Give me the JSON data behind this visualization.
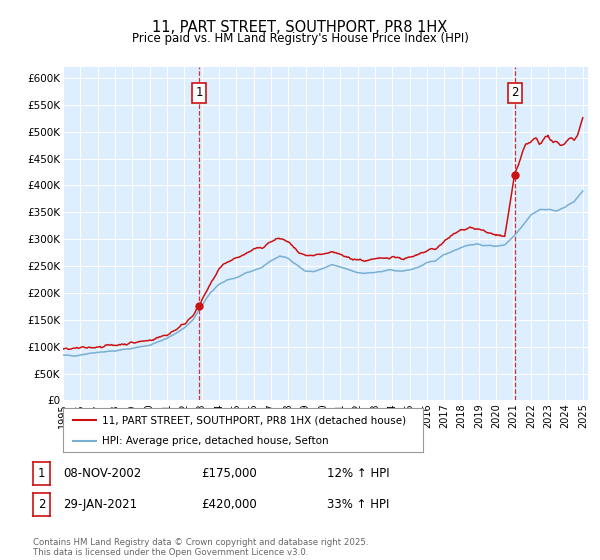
{
  "title": "11, PART STREET, SOUTHPORT, PR8 1HX",
  "subtitle": "Price paid vs. HM Land Registry's House Price Index (HPI)",
  "title_fontsize": 10.5,
  "subtitle_fontsize": 8.5,
  "background_color": "#ffffff",
  "plot_bg_color": "#ddeeff",
  "grid_color": "#ffffff",
  "hpi_color": "#7aafd4",
  "price_color": "#cc1111",
  "marker_color": "#cc1111",
  "ylim": [
    0,
    620000
  ],
  "yticks": [
    0,
    50000,
    100000,
    150000,
    200000,
    250000,
    300000,
    350000,
    400000,
    450000,
    500000,
    550000,
    600000
  ],
  "ytick_labels": [
    "£0",
    "£50K",
    "£100K",
    "£150K",
    "£200K",
    "£250K",
    "£300K",
    "£350K",
    "£400K",
    "£450K",
    "£500K",
    "£550K",
    "£600K"
  ],
  "annotation1": {
    "label": "1",
    "date_str": "08-NOV-2002",
    "price": 175000,
    "price_str": "£175,000",
    "hpi_pct": "12%",
    "x_year": 2002.85
  },
  "annotation2": {
    "label": "2",
    "date_str": "29-JAN-2021",
    "price": 420000,
    "price_str": "£420,000",
    "hpi_pct": "33%",
    "x_year": 2021.07
  },
  "legend_label_price": "11, PART STREET, SOUTHPORT, PR8 1HX (detached house)",
  "legend_label_hpi": "HPI: Average price, detached house, Sefton",
  "footnote": "Contains HM Land Registry data © Crown copyright and database right 2025.\nThis data is licensed under the Open Government Licence v3.0.",
  "xtick_years": [
    1995,
    1996,
    1997,
    1998,
    1999,
    2000,
    2001,
    2002,
    2003,
    2004,
    2005,
    2006,
    2007,
    2008,
    2009,
    2010,
    2011,
    2012,
    2013,
    2014,
    2015,
    2016,
    2017,
    2018,
    2019,
    2020,
    2021,
    2022,
    2023,
    2024,
    2025
  ]
}
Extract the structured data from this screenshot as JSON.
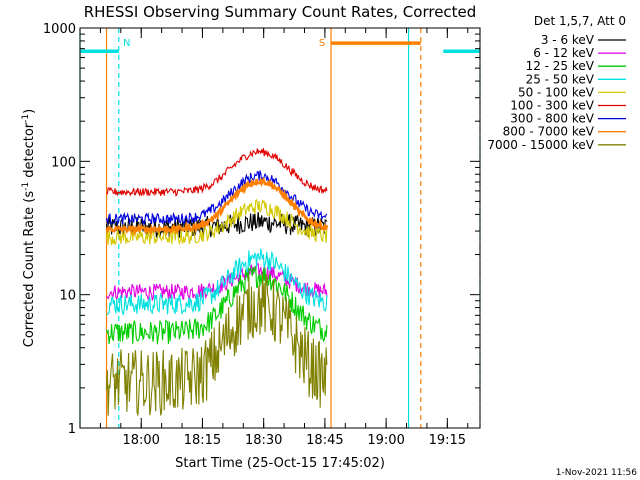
{
  "chart_data": {
    "type": "line",
    "title": "RHESSI Observing Summary Count Rates, Corrected",
    "xlabel": "Start Time (25-Oct-15 17:45:02)",
    "ylabel": "Corrected Count Rate (s",
    "ylabel_sup1": "-1",
    "ylabel_mid": " detector",
    "ylabel_sup2": "-1",
    "ylabel_end": ")",
    "yscale": "log",
    "ylim": [
      1,
      1000
    ],
    "xlim_minutes_after_start": [
      0,
      98
    ],
    "x_ticks": [
      {
        "label": "18:00",
        "t": 15
      },
      {
        "label": "18:15",
        "t": 30
      },
      {
        "label": "18:30",
        "t": 45
      },
      {
        "label": "18:45",
        "t": 60
      },
      {
        "label": "19:00",
        "t": 75
      },
      {
        "label": "19:15",
        "t": 90
      }
    ],
    "y_ticks": [
      {
        "label": "1",
        "v": 1
      },
      {
        "label": "10",
        "v": 10
      },
      {
        "label": "100",
        "v": 100
      },
      {
        "label": "1000",
        "v": 1000
      }
    ],
    "legend_header": "Det 1,5,7, Att 0",
    "legend_placement": "right",
    "series": [
      {
        "name": "3 - 6 keV",
        "color": "#000000",
        "base": 32,
        "peak": 35,
        "noise": 0.08
      },
      {
        "name": "6 - 12 keV",
        "color": "#e000e0",
        "base": 10.5,
        "peak": 15,
        "noise": 0.06
      },
      {
        "name": "12 - 25 keV",
        "color": "#00cc00",
        "base": 5.2,
        "peak": 14,
        "noise": 0.09
      },
      {
        "name": "25 - 50 keV",
        "color": "#00e0e0",
        "base": 8.5,
        "peak": 19,
        "noise": 0.08
      },
      {
        "name": "50 - 100 keV",
        "color": "#d4c800",
        "base": 27,
        "peak": 46,
        "noise": 0.06
      },
      {
        "name": "100 - 300 keV",
        "color": "#e00000",
        "base": 59,
        "peak": 118,
        "noise": 0.03
      },
      {
        "name": "300 - 800 keV",
        "color": "#0000e0",
        "base": 37,
        "peak": 78,
        "noise": 0.04
      },
      {
        "name": "800 - 7000 keV",
        "color": "#ff8000",
        "base": 31,
        "peak": 71,
        "noise": 0.02
      },
      {
        "name": "7000 - 15000 keV",
        "color": "#808000",
        "base": 2.2,
        "peak": 8.5,
        "noise": 0.25
      }
    ],
    "data_window_minutes": [
      6.5,
      60.5
    ],
    "flare_peak_minute": 44,
    "flags": [
      {
        "label": "N",
        "color": "#00e0e0",
        "segments": [
          [
            0,
            9.5
          ],
          [
            89,
            98
          ]
        ],
        "level": 670,
        "boundary_lines": [
          {
            "t": 0,
            "style": "solid"
          },
          {
            "t": 9.5,
            "style": "dashed"
          },
          {
            "t": 80.5,
            "style": "solid"
          },
          {
            "t": 98,
            "style": "dashed"
          }
        ]
      },
      {
        "label": "S",
        "color": "#ff8000",
        "segments": [
          [
            61.5,
            83.5
          ]
        ],
        "level": 770,
        "boundary_lines": [
          {
            "t": 6.5,
            "style": "solid"
          },
          {
            "t": 61.5,
            "style": "solid"
          },
          {
            "t": 83.5,
            "style": "dashed"
          }
        ]
      }
    ]
  },
  "footer_date": "1-Nov-2021 11:56"
}
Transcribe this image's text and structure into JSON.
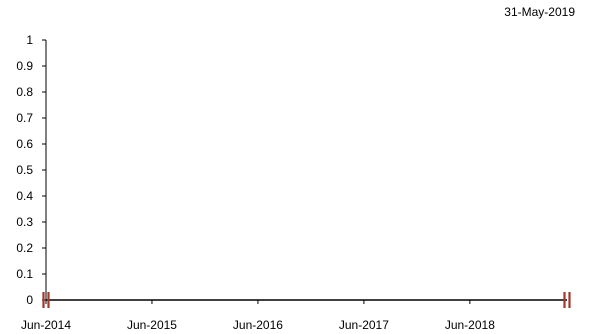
{
  "date_stamp": "31-May-2019",
  "chart_data": {
    "type": "line",
    "title": "",
    "xlabel": "",
    "ylabel": "",
    "ylim": [
      0,
      1
    ],
    "yticks": [
      "0",
      "0.1",
      "0.2",
      "0.3",
      "0.4",
      "0.5",
      "0.6",
      "0.7",
      "0.8",
      "0.9",
      "1"
    ],
    "xlim": [
      "2014-06",
      "2019-05"
    ],
    "xticks": [
      "Jun-2014",
      "Jun-2015",
      "Jun-2016",
      "Jun-2017",
      "Jun-2018"
    ],
    "grid": false,
    "legend": "none",
    "series": [],
    "colors": {
      "axis": "#000000",
      "break_marker": "#a0392c"
    }
  }
}
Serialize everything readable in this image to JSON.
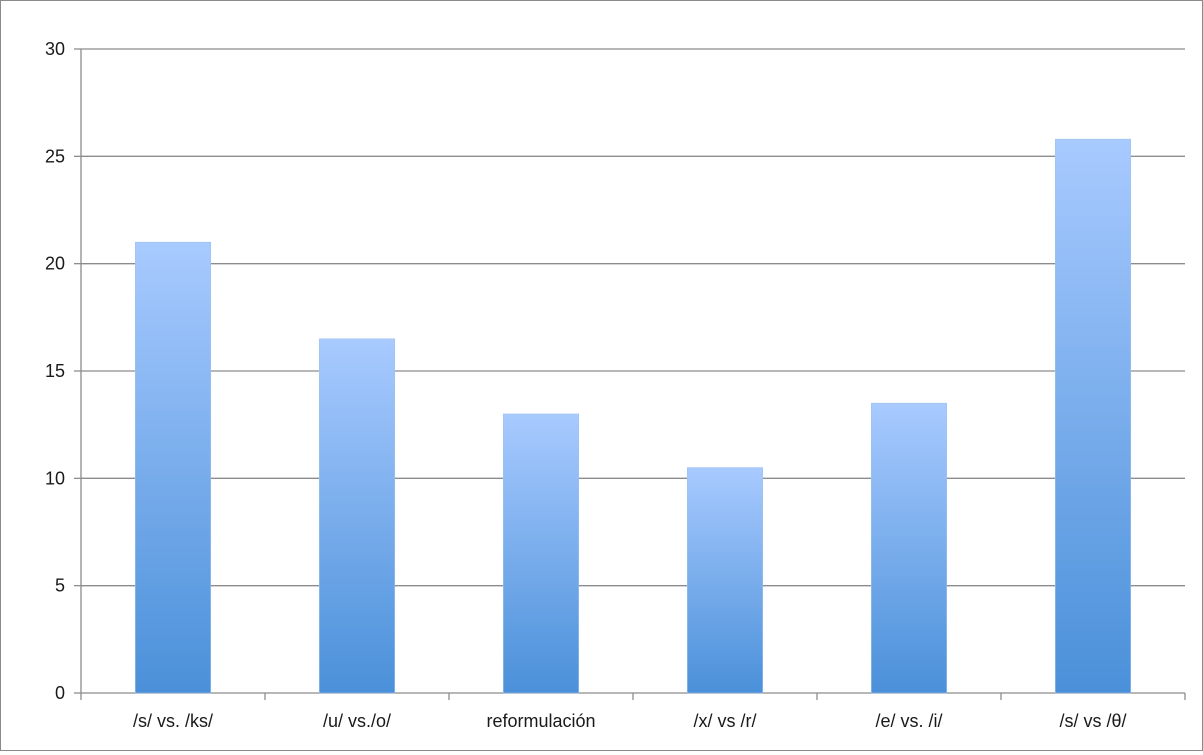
{
  "chart_data": {
    "type": "bar",
    "categories": [
      "/s/ vs. /ks/",
      "/u/ vs./o/",
      "reformulación",
      "/x/ vs /r/",
      "/e/ vs. /i/",
      "/s/ vs /θ/"
    ],
    "values": [
      21,
      16.5,
      13,
      10.5,
      13.5,
      25.8
    ],
    "title": "",
    "xlabel": "",
    "ylabel": "",
    "ylim": [
      0,
      30
    ],
    "yticks": [
      0,
      5,
      10,
      15,
      20,
      25,
      30
    ],
    "grid": true,
    "legend": "none",
    "colors": {
      "bar_top": "#a8caff",
      "bar_bottom": "#4a90d9",
      "grid": "#8c8c8c",
      "axis": "#8c8c8c"
    }
  }
}
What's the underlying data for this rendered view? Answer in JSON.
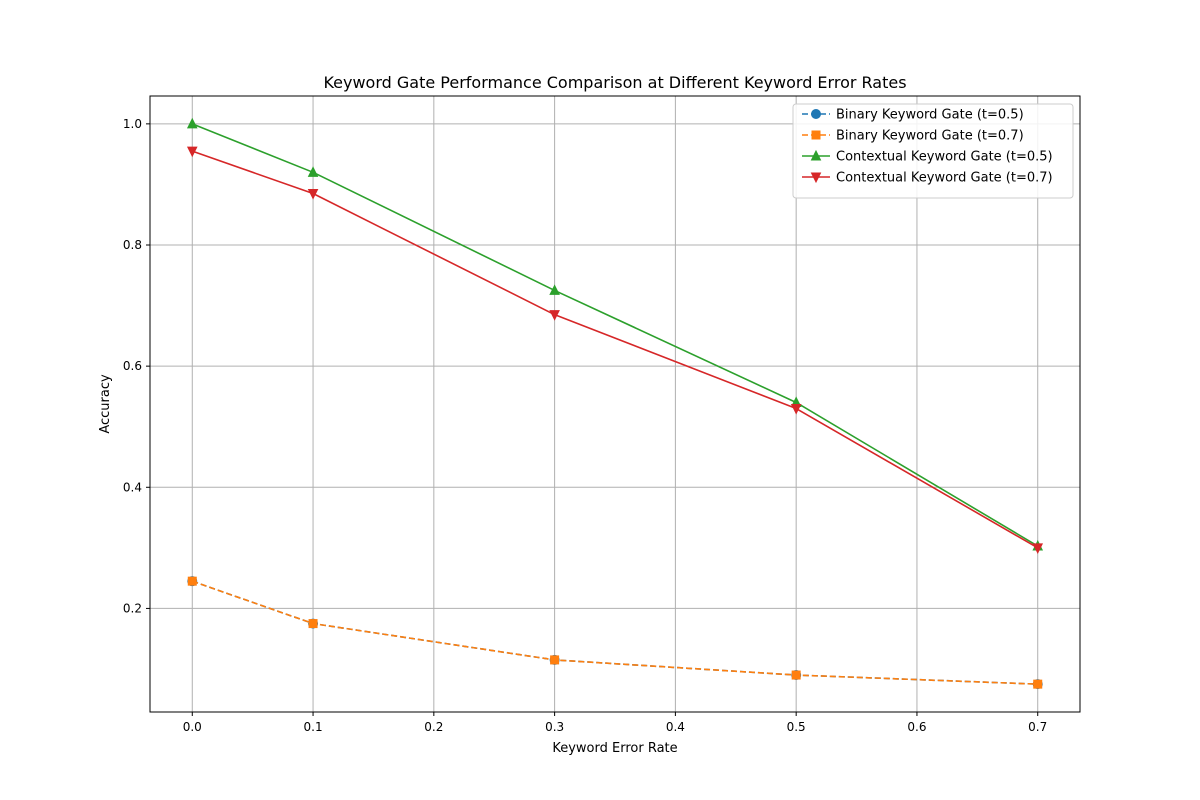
{
  "chart_data": {
    "type": "line",
    "title": "Keyword Gate Performance Comparison at Different Keyword Error Rates",
    "xlabel": "Keyword Error Rate",
    "ylabel": "Accuracy",
    "x": [
      0.0,
      0.1,
      0.3,
      0.5,
      0.7
    ],
    "xlim": [
      -0.035,
      0.735
    ],
    "ylim": [
      0.029,
      1.046
    ],
    "xticks": [
      0.0,
      0.1,
      0.2,
      0.3,
      0.4,
      0.5,
      0.6,
      0.7
    ],
    "xtick_labels": [
      "0.0",
      "0.1",
      "0.2",
      "0.3",
      "0.4",
      "0.5",
      "0.6",
      "0.7"
    ],
    "yticks": [
      0.2,
      0.4,
      0.6,
      0.8,
      1.0
    ],
    "ytick_labels": [
      "0.2",
      "0.4",
      "0.6",
      "0.8",
      "1.0"
    ],
    "grid": true,
    "legend_position": "top-right",
    "series": [
      {
        "name": "Binary Keyword Gate (t=0.5)",
        "values": [
          0.245,
          0.175,
          0.115,
          0.09,
          0.075
        ],
        "color": "#1f77b4",
        "marker": "circle",
        "dash": "dashed"
      },
      {
        "name": "Binary Keyword Gate (t=0.7)",
        "values": [
          0.245,
          0.175,
          0.115,
          0.09,
          0.075
        ],
        "color": "#ff7f0e",
        "marker": "square",
        "dash": "dashed"
      },
      {
        "name": "Contextual Keyword Gate (t=0.5)",
        "values": [
          1.0,
          0.92,
          0.725,
          0.54,
          0.303
        ],
        "color": "#2ca02c",
        "marker": "triangle-up",
        "dash": "solid"
      },
      {
        "name": "Contextual Keyword Gate (t=0.7)",
        "values": [
          0.955,
          0.885,
          0.685,
          0.53,
          0.3
        ],
        "color": "#d62728",
        "marker": "triangle-down",
        "dash": "solid"
      }
    ]
  }
}
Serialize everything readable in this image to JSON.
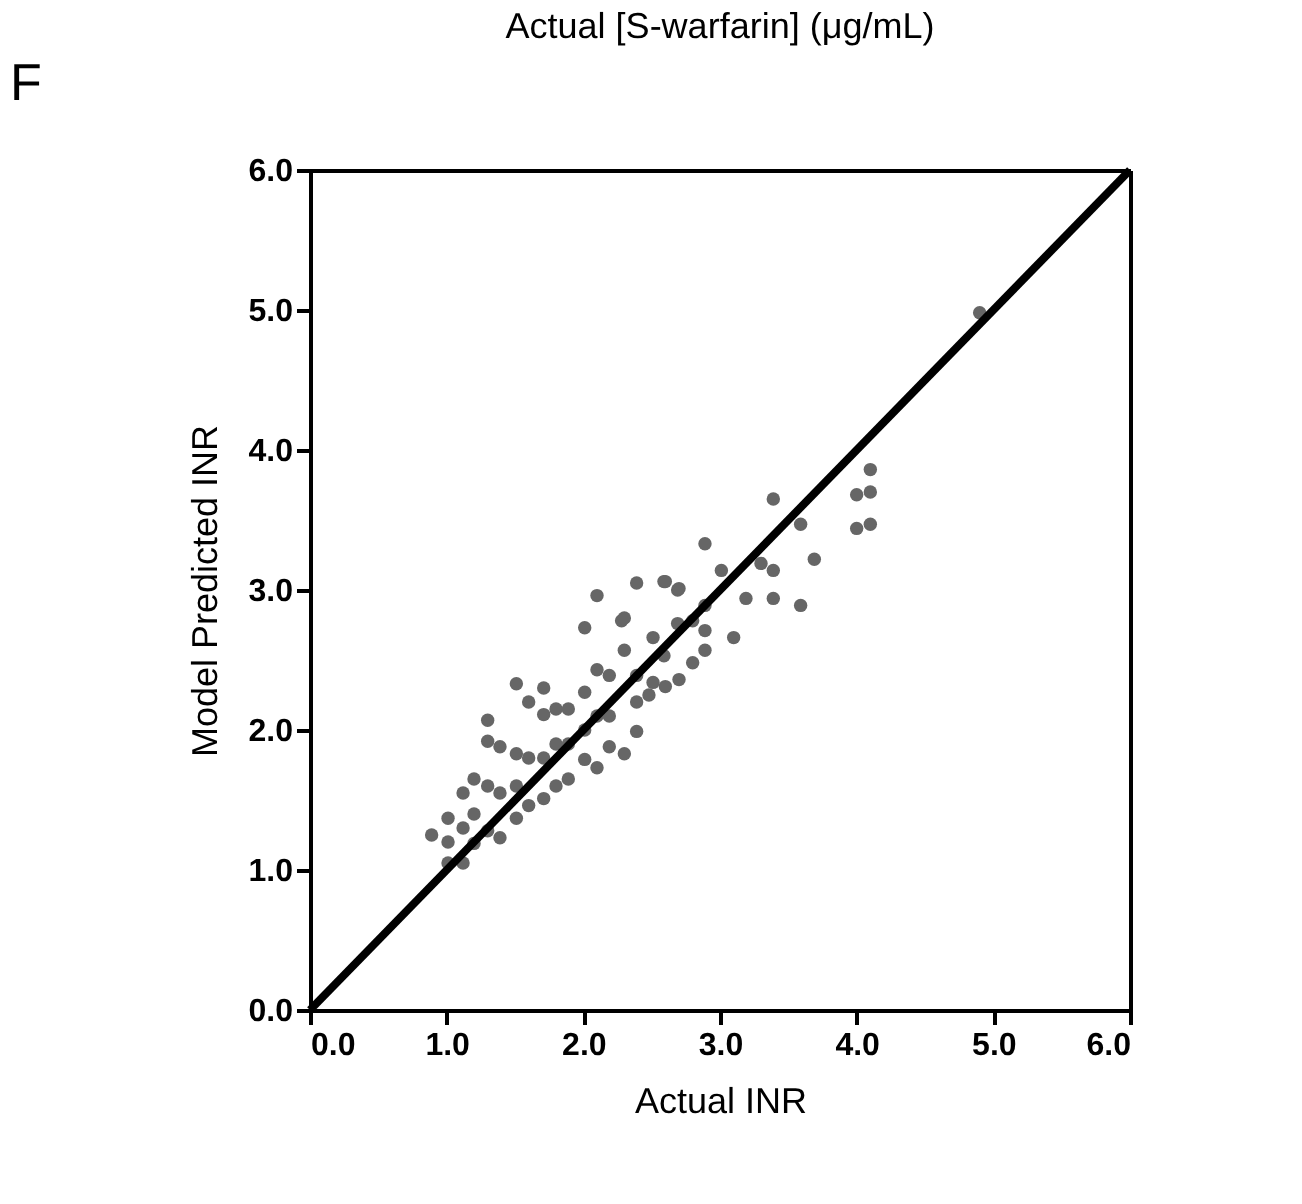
{
  "chart_data": {
    "type": "scatter",
    "title": "F",
    "xlabel": "Actual INR",
    "ylabel": "Model Predicted INR",
    "annotations": [
      "Actual [S-warfarin] (μg/mL)"
    ],
    "xlim": [
      0,
      6
    ],
    "ylim": [
      0,
      6
    ],
    "xticks": [
      {
        "value": 0,
        "label": "0.0"
      },
      {
        "value": 1,
        "label": "1.0"
      },
      {
        "value": 2,
        "label": "2.0"
      },
      {
        "value": 3,
        "label": "3.0"
      },
      {
        "value": 4,
        "label": "4.0"
      },
      {
        "value": 5,
        "label": "5.0"
      },
      {
        "value": 6,
        "label": "6.0"
      }
    ],
    "yticks": [
      {
        "value": 0,
        "label": "0.0"
      },
      {
        "value": 1,
        "label": "1.0"
      },
      {
        "value": 2,
        "label": "2.0"
      },
      {
        "value": 3,
        "label": "3.0"
      },
      {
        "value": 4,
        "label": "4.0"
      },
      {
        "value": 5,
        "label": "5.0"
      },
      {
        "value": 6,
        "label": "6.0"
      }
    ],
    "grid": false,
    "marker": "circle",
    "series": [
      {
        "color": "#666666",
        "x": [
          0.89,
          1.01,
          1.01,
          1.01,
          1.12,
          1.12,
          1.12,
          1.2,
          1.2,
          1.2,
          1.3,
          1.3,
          1.3,
          1.3,
          1.39,
          1.39,
          1.39,
          1.51,
          1.51,
          1.51,
          1.51,
          1.6,
          1.6,
          1.6,
          1.71,
          1.71,
          1.71,
          1.71,
          1.8,
          1.8,
          1.8,
          1.89,
          1.89,
          1.89,
          2.01,
          2.01,
          2.01,
          2.01,
          2.1,
          2.1,
          2.1,
          2.1,
          2.19,
          2.19,
          2.19,
          2.28,
          2.3,
          2.3,
          2.3,
          2.39,
          2.39,
          2.39,
          2.39,
          2.48,
          2.51,
          2.51,
          2.59,
          2.59,
          2.6,
          2.6,
          2.69,
          2.69,
          2.7,
          2.7,
          2.8,
          2.8,
          2.89,
          2.89,
          2.89,
          2.89,
          3.01,
          3.1,
          3.19,
          3.3,
          3.39,
          3.39,
          3.39,
          3.59,
          3.59,
          3.69,
          4.0,
          4.0,
          4.1,
          4.1,
          4.1,
          4.9
        ],
        "values": [
          1.25,
          1.37,
          1.2,
          1.05,
          1.55,
          1.3,
          1.05,
          1.65,
          1.4,
          1.19,
          2.07,
          1.92,
          1.6,
          1.28,
          1.88,
          1.55,
          1.23,
          2.33,
          1.83,
          1.6,
          1.37,
          2.2,
          1.8,
          1.46,
          2.3,
          2.11,
          1.8,
          1.51,
          2.15,
          1.9,
          1.6,
          2.15,
          1.9,
          1.65,
          2.73,
          2.27,
          2.0,
          1.79,
          2.96,
          2.43,
          2.1,
          1.73,
          2.39,
          2.1,
          1.88,
          2.78,
          2.8,
          2.57,
          1.83,
          3.05,
          2.39,
          2.2,
          1.99,
          2.25,
          2.66,
          2.34,
          3.06,
          2.53,
          3.06,
          2.31,
          3.0,
          2.76,
          3.01,
          2.36,
          2.78,
          2.48,
          3.33,
          2.89,
          2.71,
          2.57,
          3.14,
          2.66,
          2.94,
          3.19,
          3.65,
          3.14,
          2.94,
          3.47,
          2.89,
          3.22,
          3.68,
          3.44,
          3.86,
          3.7,
          3.47,
          4.98
        ]
      },
      {
        "type": "line",
        "color": "#000000",
        "line_style": "solid",
        "marker": "none",
        "x": [
          0,
          6
        ],
        "values": [
          0,
          6
        ]
      }
    ]
  }
}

_ _ _ _

YOUR OBJECTIVE
Report only the number of lines in the records that include the word "Rates".

RESULT OF THIS EXERCISE
2